■ Source material
^^^^^^^^

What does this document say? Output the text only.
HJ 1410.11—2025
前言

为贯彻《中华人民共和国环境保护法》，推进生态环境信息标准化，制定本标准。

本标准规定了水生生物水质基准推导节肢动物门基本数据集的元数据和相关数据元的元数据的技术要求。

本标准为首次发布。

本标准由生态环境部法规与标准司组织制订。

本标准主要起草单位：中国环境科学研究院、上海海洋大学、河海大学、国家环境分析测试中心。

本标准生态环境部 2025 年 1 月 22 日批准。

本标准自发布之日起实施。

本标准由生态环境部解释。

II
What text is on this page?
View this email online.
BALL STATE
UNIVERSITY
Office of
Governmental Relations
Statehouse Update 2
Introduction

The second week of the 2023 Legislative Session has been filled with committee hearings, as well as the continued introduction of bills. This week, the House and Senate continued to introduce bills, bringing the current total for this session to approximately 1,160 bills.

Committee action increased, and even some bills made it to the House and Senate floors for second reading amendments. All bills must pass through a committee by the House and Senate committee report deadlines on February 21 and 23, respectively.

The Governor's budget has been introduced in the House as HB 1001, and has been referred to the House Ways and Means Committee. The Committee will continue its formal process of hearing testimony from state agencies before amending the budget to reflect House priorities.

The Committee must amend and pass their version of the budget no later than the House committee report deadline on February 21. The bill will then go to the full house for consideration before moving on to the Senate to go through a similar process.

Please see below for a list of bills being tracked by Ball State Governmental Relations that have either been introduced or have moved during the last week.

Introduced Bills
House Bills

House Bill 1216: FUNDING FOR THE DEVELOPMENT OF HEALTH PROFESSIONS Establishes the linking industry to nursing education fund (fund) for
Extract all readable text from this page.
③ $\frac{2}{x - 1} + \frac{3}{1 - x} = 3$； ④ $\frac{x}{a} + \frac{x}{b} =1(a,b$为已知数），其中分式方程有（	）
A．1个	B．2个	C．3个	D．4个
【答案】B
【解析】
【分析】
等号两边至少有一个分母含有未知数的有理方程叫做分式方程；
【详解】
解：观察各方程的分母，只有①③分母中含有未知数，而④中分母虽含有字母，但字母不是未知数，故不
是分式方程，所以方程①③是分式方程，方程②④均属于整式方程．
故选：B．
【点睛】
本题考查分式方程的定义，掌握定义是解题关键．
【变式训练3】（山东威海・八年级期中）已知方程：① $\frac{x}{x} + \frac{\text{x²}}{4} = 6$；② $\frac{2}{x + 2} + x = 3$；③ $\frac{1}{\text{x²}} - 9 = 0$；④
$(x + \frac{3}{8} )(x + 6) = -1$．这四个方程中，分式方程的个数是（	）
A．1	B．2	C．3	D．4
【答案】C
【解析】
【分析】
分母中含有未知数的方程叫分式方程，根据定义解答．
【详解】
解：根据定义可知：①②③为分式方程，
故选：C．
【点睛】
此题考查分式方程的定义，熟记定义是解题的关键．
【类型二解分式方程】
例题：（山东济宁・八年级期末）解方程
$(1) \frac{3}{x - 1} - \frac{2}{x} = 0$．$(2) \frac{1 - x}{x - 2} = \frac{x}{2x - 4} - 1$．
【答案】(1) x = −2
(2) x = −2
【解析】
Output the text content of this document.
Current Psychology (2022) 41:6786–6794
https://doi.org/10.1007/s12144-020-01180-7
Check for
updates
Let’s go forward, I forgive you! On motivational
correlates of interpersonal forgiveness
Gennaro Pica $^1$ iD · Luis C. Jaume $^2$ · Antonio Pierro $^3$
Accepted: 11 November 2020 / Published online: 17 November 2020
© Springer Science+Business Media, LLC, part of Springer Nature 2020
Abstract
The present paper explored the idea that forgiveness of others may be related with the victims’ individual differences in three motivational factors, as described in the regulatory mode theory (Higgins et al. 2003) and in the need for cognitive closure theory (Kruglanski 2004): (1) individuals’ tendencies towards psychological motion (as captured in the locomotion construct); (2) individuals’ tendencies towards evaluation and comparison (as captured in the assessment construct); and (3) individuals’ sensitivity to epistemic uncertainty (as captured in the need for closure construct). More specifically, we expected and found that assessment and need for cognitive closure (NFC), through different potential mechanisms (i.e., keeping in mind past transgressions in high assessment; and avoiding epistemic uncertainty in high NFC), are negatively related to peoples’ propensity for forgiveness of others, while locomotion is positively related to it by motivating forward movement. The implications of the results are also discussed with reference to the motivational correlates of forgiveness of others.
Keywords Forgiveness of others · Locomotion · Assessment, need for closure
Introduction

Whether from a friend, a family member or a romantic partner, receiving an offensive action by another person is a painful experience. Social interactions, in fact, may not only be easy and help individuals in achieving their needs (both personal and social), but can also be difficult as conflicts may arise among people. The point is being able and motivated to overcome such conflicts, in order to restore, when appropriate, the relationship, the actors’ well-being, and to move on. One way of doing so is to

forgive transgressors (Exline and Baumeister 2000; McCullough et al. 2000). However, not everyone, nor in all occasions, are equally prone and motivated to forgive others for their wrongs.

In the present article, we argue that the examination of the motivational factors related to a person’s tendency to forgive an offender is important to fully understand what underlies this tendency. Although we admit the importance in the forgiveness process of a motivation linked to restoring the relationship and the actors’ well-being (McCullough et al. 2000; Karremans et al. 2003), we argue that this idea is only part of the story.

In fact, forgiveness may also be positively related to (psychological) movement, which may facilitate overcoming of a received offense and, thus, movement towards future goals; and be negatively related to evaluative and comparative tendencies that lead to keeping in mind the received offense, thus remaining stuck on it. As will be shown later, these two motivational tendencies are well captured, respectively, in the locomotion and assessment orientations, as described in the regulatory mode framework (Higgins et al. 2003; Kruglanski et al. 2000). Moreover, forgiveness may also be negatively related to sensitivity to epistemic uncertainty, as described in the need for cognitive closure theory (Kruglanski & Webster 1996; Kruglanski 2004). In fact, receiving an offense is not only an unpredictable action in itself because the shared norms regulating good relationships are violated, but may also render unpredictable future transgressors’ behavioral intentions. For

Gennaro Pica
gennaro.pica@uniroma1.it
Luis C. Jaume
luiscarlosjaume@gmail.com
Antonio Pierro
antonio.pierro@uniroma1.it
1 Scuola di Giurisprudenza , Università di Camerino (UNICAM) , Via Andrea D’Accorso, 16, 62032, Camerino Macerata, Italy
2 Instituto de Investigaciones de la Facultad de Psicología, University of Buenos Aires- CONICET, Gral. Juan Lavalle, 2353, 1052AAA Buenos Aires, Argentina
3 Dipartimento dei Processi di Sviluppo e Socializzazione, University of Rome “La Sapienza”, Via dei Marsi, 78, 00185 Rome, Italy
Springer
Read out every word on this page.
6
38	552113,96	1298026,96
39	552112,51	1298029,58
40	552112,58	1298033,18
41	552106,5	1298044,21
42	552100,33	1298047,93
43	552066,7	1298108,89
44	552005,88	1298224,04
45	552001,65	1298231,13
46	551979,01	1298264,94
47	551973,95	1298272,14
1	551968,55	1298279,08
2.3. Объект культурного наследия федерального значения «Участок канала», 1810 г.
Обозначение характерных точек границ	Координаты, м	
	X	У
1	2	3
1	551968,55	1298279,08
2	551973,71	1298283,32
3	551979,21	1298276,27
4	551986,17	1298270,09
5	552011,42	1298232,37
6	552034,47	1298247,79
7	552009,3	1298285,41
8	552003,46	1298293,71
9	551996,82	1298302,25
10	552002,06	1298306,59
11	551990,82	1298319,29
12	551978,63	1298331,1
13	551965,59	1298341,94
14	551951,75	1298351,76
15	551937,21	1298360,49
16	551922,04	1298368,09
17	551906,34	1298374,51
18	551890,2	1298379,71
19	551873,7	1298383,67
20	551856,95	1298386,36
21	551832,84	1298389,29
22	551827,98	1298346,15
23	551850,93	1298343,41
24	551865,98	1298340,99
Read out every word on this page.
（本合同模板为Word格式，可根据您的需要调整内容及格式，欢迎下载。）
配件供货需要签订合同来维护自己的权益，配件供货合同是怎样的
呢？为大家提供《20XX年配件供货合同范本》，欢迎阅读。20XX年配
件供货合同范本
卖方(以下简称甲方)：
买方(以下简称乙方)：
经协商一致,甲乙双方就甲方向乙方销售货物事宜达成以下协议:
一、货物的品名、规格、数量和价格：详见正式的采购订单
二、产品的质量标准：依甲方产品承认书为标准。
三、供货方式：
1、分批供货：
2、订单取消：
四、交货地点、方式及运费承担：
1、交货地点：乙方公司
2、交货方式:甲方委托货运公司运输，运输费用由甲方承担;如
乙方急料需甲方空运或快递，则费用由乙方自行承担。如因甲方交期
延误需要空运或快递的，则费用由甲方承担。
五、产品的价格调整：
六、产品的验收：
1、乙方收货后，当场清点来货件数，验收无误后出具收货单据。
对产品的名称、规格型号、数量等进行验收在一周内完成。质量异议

^^^^^^^^

■ Set exercise
Select every line in the records above that contains the word "Governmental".

■ The solution
Governmental Relations
Please see below for a list of bills being tracked by Ball State Governmental Relations that have either been introduced or have moved during the last week.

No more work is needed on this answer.